State how many lines of the entries hold the string "TROUT". Reply with the number alone.

[Entries with figure data]
+++++
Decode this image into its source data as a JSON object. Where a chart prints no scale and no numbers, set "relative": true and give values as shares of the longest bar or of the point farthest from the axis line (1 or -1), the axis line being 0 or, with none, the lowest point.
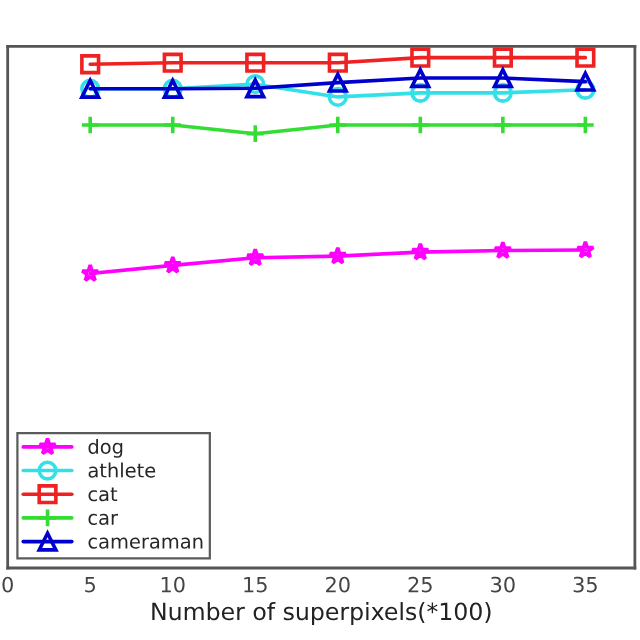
{
  "chart_data": {
    "type": "line",
    "xlabel": "Number of superpixels(*100)",
    "relative": true,
    "x": [
      5,
      10,
      15,
      20,
      25,
      30,
      35
    ],
    "xlim": [
      0,
      38
    ],
    "xticks": [
      0,
      5,
      10,
      15,
      20,
      25,
      30,
      35
    ],
    "grid": false,
    "legend": "bottom left",
    "line_style": "solid",
    "series": [
      {
        "name": "dog",
        "color": "#ff00ff",
        "marker": "star",
        "values": [
          0.577,
          0.593,
          0.608,
          0.611,
          0.619,
          0.622,
          0.623
        ]
      },
      {
        "name": "athlete",
        "color": "#33e0e8",
        "marker": "circle",
        "values": [
          0.939,
          0.939,
          0.948,
          0.923,
          0.931,
          0.931,
          0.937
        ]
      },
      {
        "name": "cat",
        "color": "#ee2222",
        "marker": "square",
        "values": [
          0.987,
          0.99,
          0.99,
          0.99,
          1,
          1,
          1
        ]
      },
      {
        "name": "car",
        "color": "#33dd33",
        "marker": "cross",
        "values": [
          0.868,
          0.868,
          0.851,
          0.868,
          0.868,
          0.868,
          0.868
        ]
      },
      {
        "name": "cameraman",
        "color": "#0000cc",
        "marker": "triangle",
        "values": [
          0.939,
          0.939,
          0.94,
          0.951,
          0.96,
          0.96,
          0.953
        ]
      }
    ]
  }
}
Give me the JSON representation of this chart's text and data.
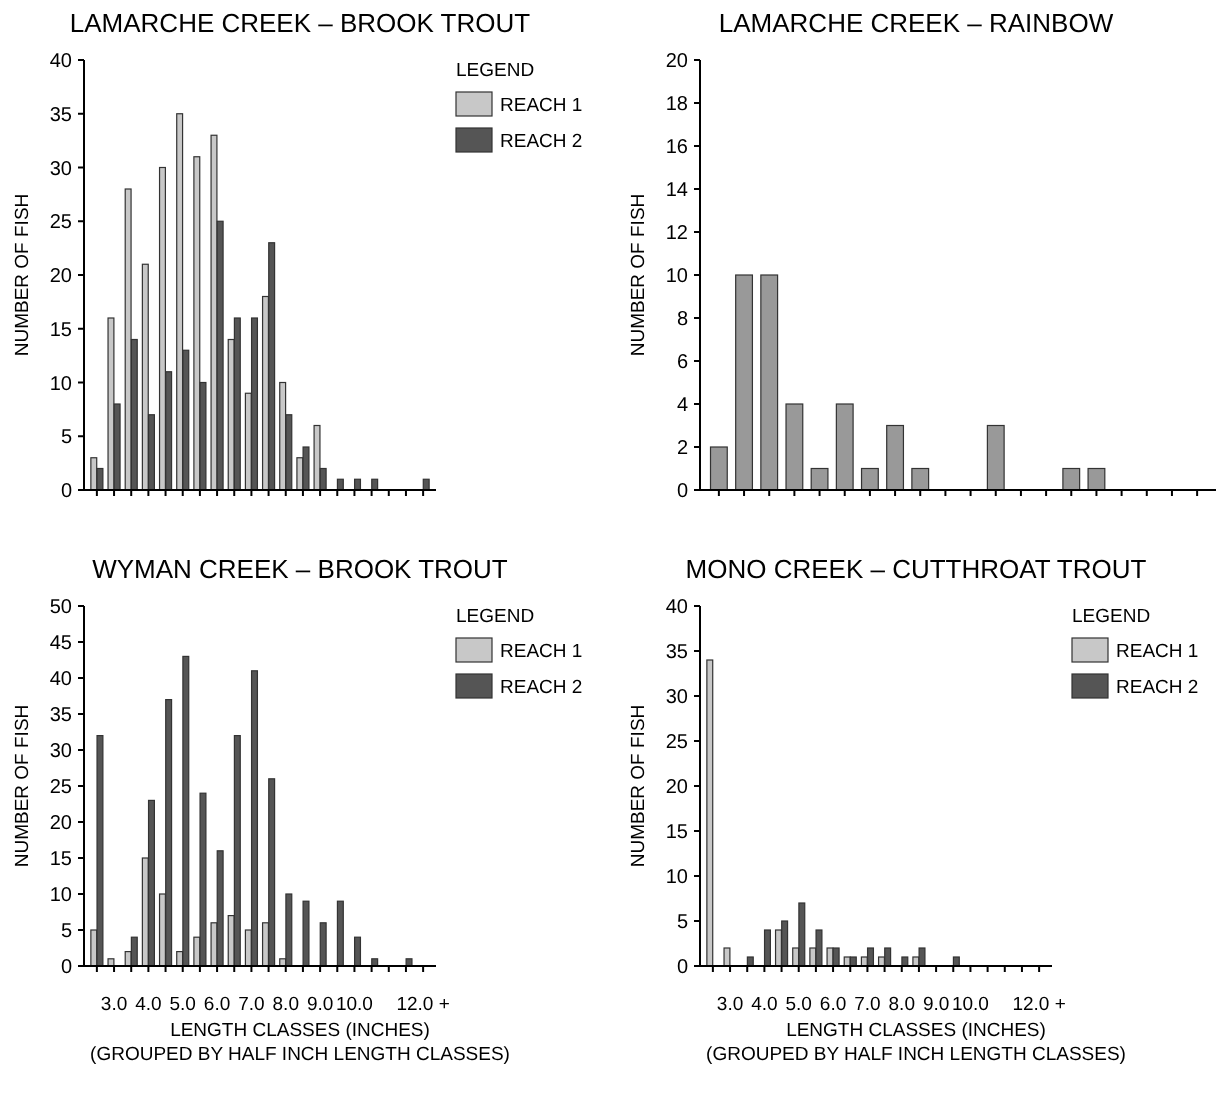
{
  "chart_data": [
    {
      "type": "bar",
      "title": "LAMARCHE CREEK – BROOK TROUT",
      "ylabel": "NUMBER OF FISH",
      "legend_title": "LEGEND",
      "legend": "right",
      "tick_labels": "y",
      "categories": [
        null,
        null,
        null,
        null,
        null,
        null,
        null,
        null,
        null,
        null,
        null,
        null,
        null,
        null,
        null,
        null,
        null,
        null,
        null,
        null
      ],
      "ylim": [
        0,
        40
      ],
      "yticks": [
        0,
        5,
        10,
        15,
        20,
        25,
        30,
        35,
        40
      ],
      "series": [
        {
          "name": "REACH 1",
          "color": "#c8c8c8",
          "values": [
            3,
            16,
            28,
            21,
            30,
            35,
            31,
            33,
            14,
            9,
            18,
            10,
            3,
            6,
            null,
            null,
            null,
            null,
            null,
            null
          ]
        },
        {
          "name": "REACH 2",
          "color": "#555555",
          "values": [
            2,
            8,
            14,
            7,
            11,
            13,
            10,
            25,
            16,
            16,
            23,
            7,
            4,
            2,
            1,
            1,
            1,
            null,
            null,
            1
          ]
        }
      ]
    },
    {
      "type": "bar",
      "title": "LAMARCHE CREEK – RAINBOW",
      "ylabel": "NUMBER OF FISH",
      "tick_labels": "y",
      "categories": [
        null,
        null,
        null,
        null,
        null,
        null,
        null,
        null,
        null,
        null,
        null,
        null,
        null,
        null,
        null,
        null,
        null,
        null,
        null,
        null
      ],
      "ylim": [
        0,
        20
      ],
      "yticks": [
        0,
        2,
        4,
        6,
        8,
        10,
        12,
        14,
        16,
        18,
        20
      ],
      "series": [
        {
          "color": "#999999",
          "values": [
            2,
            10,
            10,
            4,
            1,
            4,
            1,
            3,
            1,
            null,
            null,
            3,
            null,
            null,
            1,
            1,
            null,
            null,
            null,
            null
          ]
        }
      ]
    },
    {
      "type": "bar",
      "title": "WYMAN CREEK – BROOK TROUT",
      "ylabel": "NUMBER OF FISH",
      "xlabel": "LENGTH CLASSES (INCHES)",
      "legend_title": "LEGEND",
      "legend": "right",
      "annotations": [
        "(GROUPED BY HALF INCH LENGTH CLASSES)"
      ],
      "categories": [
        null,
        "3.0",
        null,
        "4.0",
        null,
        "5.0",
        null,
        "6.0",
        null,
        "7.0",
        null,
        "8.0",
        null,
        "9.0",
        null,
        "10.0",
        null,
        null,
        null,
        "12.0 +"
      ],
      "ylim": [
        0,
        50
      ],
      "yticks": [
        0,
        5,
        10,
        15,
        20,
        25,
        30,
        35,
        40,
        45,
        50
      ],
      "series": [
        {
          "name": "REACH 1",
          "color": "#c8c8c8",
          "values": [
            5,
            1,
            2,
            15,
            10,
            2,
            4,
            6,
            7,
            5,
            6,
            1,
            null,
            null,
            null,
            null,
            null,
            null,
            null,
            null
          ]
        },
        {
          "name": "REACH 2",
          "color": "#555555",
          "values": [
            32,
            null,
            4,
            23,
            37,
            43,
            24,
            16,
            32,
            41,
            26,
            10,
            9,
            6,
            9,
            4,
            1,
            null,
            1,
            null
          ]
        }
      ]
    },
    {
      "type": "bar",
      "title": "MONO CREEK – CUTTHROAT TROUT",
      "ylabel": "NUMBER OF FISH",
      "xlabel": "LENGTH CLASSES (INCHES)",
      "legend_title": "LEGEND",
      "legend": "right",
      "annotations": [
        "(GROUPED BY HALF INCH LENGTH CLASSES)"
      ],
      "categories": [
        null,
        "3.0",
        null,
        "4.0",
        null,
        "5.0",
        null,
        "6.0",
        null,
        "7.0",
        null,
        "8.0",
        null,
        "9.0",
        null,
        "10.0",
        null,
        null,
        null,
        "12.0 +"
      ],
      "ylim": [
        0,
        40
      ],
      "yticks": [
        0,
        5,
        10,
        15,
        20,
        25,
        30,
        35,
        40
      ],
      "series": [
        {
          "name": "REACH 1",
          "color": "#c8c8c8",
          "values": [
            34,
            2,
            null,
            null,
            4,
            2,
            2,
            2,
            1,
            1,
            1,
            null,
            1,
            null,
            null,
            null,
            null,
            null,
            null,
            null
          ]
        },
        {
          "name": "REACH 2",
          "color": "#555555",
          "values": [
            null,
            null,
            1,
            4,
            5,
            7,
            4,
            2,
            1,
            2,
            2,
            1,
            2,
            null,
            1,
            null,
            null,
            null,
            null,
            null
          ]
        }
      ]
    }
  ]
}
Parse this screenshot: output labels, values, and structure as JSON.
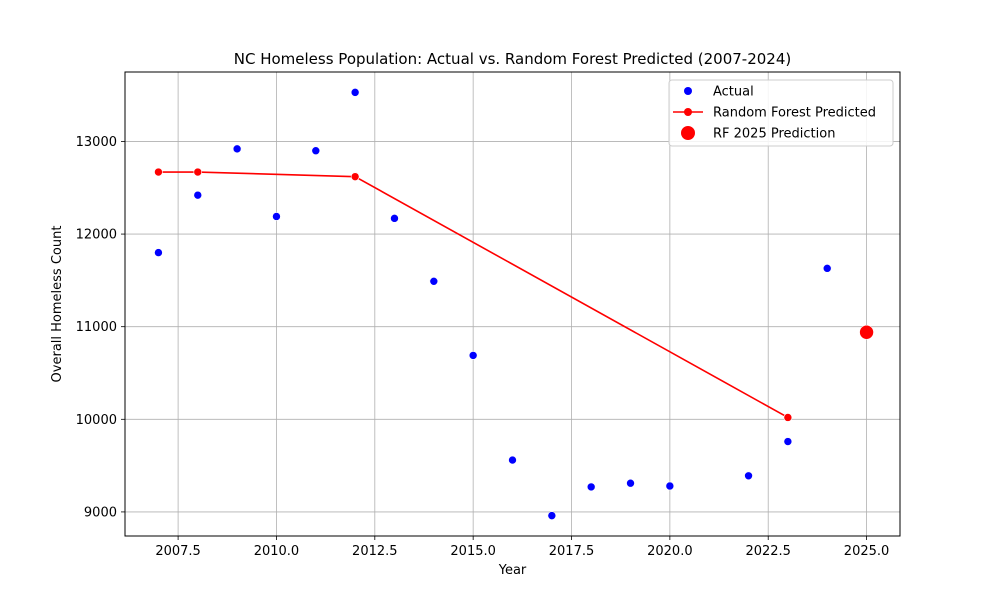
{
  "chart_data": {
    "type": "scatter",
    "title": "NC Homeless Population: Actual vs. Random Forest Predicted (2007-2024)",
    "xlabel": "Year",
    "ylabel": "Overall Homeless Count",
    "xlim": [
      2006.15,
      2025.85
    ],
    "ylim": [
      8740,
      13750
    ],
    "x_ticks": [
      2007.5,
      2010.0,
      2012.5,
      2015.0,
      2017.5,
      2020.0,
      2022.5,
      2025.0
    ],
    "x_tick_labels": [
      "2007.5",
      "2010.0",
      "2012.5",
      "2015.0",
      "2017.5",
      "2020.0",
      "2022.5",
      "2025.0"
    ],
    "y_ticks": [
      9000,
      10000,
      11000,
      12000,
      13000
    ],
    "y_tick_labels": [
      "9000",
      "10000",
      "11000",
      "12000",
      "13000"
    ],
    "grid": true,
    "legend_position": "top-right",
    "series": [
      {
        "name": "Actual",
        "kind": "scatter",
        "color": "#0000ff",
        "x": [
          2007,
          2008,
          2009,
          2010,
          2011,
          2012,
          2013,
          2014,
          2015,
          2016,
          2017,
          2018,
          2019,
          2020,
          2022,
          2023,
          2024
        ],
        "y": [
          11800,
          12420,
          12920,
          12190,
          12900,
          13530,
          12170,
          11490,
          10690,
          9560,
          8960,
          9270,
          9310,
          9280,
          9390,
          9760,
          11630
        ]
      },
      {
        "name": "Random Forest Predicted",
        "kind": "line-markers",
        "color": "#ff0000",
        "x": [
          2007,
          2008,
          2012,
          2023
        ],
        "y": [
          12670,
          12670,
          12620,
          10020
        ]
      },
      {
        "name": "RF 2025 Prediction",
        "kind": "scatter-large",
        "color": "#ff0000",
        "x": [
          2025
        ],
        "y": [
          10940
        ]
      }
    ]
  }
}
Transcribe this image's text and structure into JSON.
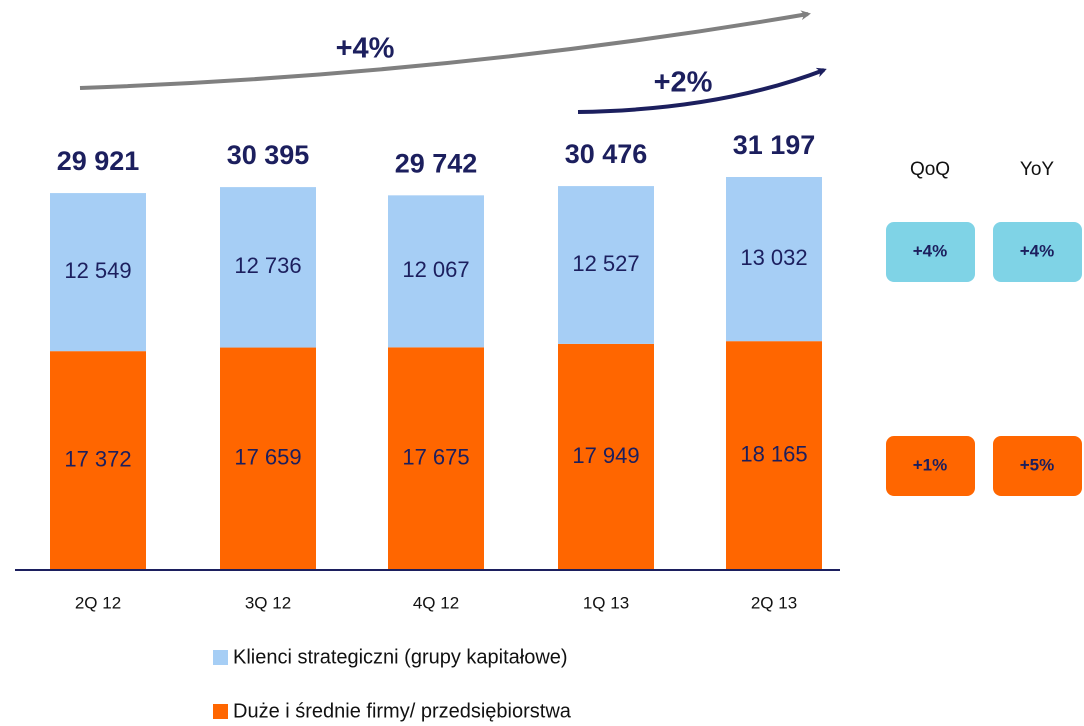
{
  "chart_data": {
    "type": "bar",
    "stacked": true,
    "categories": [
      "2Q 12",
      "3Q 12",
      "4Q 12",
      "1Q 13",
      "2Q 13"
    ],
    "series": [
      {
        "name": "Duże i średnie firmy/ przedsiębiorstwa",
        "color": "#ff6600",
        "values": [
          17372,
          17659,
          17675,
          17949,
          18165
        ],
        "value_labels": [
          "17 372",
          "17 659",
          "17 675",
          "17 949",
          "18 165"
        ]
      },
      {
        "name": "Klienci strategiczni (grupy kapitałowe)",
        "color": "#a6cef5",
        "values": [
          12549,
          12736,
          12067,
          12527,
          13032
        ],
        "value_labels": [
          "12 549",
          "12 736",
          "12 067",
          "12 527",
          "13 032"
        ]
      }
    ],
    "totals": {
      "values": [
        29921,
        30395,
        29742,
        30476,
        31197
      ],
      "value_labels": [
        "29 921",
        "30 395",
        "29 742",
        "30 476",
        "31 197"
      ]
    },
    "annotations": [
      {
        "text": "+4%",
        "color": "#808080"
      },
      {
        "text": "+2%",
        "color": "#1c1f5e"
      }
    ],
    "growth": {
      "columns": [
        "QoQ",
        "YoY"
      ],
      "rows": [
        {
          "color": "#7fd3e6",
          "labels": [
            "+4%",
            "+4%"
          ]
        },
        {
          "color": "#ff6600",
          "labels": [
            "+1%",
            "+5%"
          ]
        }
      ]
    }
  }
}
+++++
• EXPECTED OUTPUT
3